Reproduce all of the data exactly, with no line skipped.

begin Material shown

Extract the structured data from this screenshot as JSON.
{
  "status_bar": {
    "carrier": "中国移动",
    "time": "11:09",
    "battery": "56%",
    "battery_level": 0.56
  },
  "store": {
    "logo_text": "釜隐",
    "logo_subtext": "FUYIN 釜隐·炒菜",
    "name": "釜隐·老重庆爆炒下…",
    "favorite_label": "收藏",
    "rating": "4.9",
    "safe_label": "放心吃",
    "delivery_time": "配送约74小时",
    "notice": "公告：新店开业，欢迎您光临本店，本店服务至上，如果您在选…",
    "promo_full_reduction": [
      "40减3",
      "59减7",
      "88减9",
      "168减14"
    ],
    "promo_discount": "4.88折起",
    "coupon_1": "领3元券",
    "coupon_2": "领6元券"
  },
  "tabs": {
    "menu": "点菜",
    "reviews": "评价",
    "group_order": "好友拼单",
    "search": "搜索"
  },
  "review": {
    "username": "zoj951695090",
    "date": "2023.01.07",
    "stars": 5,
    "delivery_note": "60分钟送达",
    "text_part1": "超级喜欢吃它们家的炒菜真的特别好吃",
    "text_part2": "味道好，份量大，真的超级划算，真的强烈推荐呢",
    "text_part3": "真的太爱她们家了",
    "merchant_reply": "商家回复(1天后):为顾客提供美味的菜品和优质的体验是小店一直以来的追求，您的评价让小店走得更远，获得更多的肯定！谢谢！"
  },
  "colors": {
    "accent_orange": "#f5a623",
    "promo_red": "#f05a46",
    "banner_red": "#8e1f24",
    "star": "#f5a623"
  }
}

end Material shown

◆ **Answer to the problem**
Extract the structured data from this screenshot as JSON.
{
  "status_bar": {
    "carrier": "中国移动",
    "time": "11:09",
    "battery": "56%",
    "battery_level": 0.56
  },
  "store": {
    "logo_text": "釜隐",
    "logo_subtext": "FUYIN 釜隐·炒菜",
    "name": "釜隐·老重庆爆炒下…",
    "favorite_label": "收藏",
    "rating": "4.9",
    "safe_label": "放心吃",
    "delivery_time": "配送约74小时",
    "notice": "公告：新店开业，欢迎您光临本店，本店服务至上，如果您在选…",
    "promo_full_reduction": [
      "40减3",
      "59减7",
      "88减9",
      "168减14"
    ],
    "promo_discount": "4.88折起",
    "coupon_1": "领3元券",
    "coupon_2": "领6元券"
  },
  "tabs": {
    "menu": "点菜",
    "reviews": "评价",
    "group_order": "好友拼单",
    "search": "搜索"
  },
  "review": {
    "username": "zoj951695090",
    "date": "2023.01.07",
    "stars": 5,
    "delivery_note": "60分钟送达",
    "text_part1": "超级喜欢吃它们家的炒菜真的特别好吃",
    "text_part2": "味道好，份量大，真的超级划算，真的强烈推荐呢",
    "text_part3": "真的太爱她们家了",
    "merchant_reply": "商家回复(1天后):为顾客提供美味的菜品和优质的体验是小店一直以来的追求，您的评价让小店走得更远，获得更多的肯定！谢谢！"
  },
  "colors": {
    "accent_orange": "#f5a623",
    "promo_red": "#f05a46",
    "banner_red": "#8e1f24",
    "star": "#f5a623"
  }
}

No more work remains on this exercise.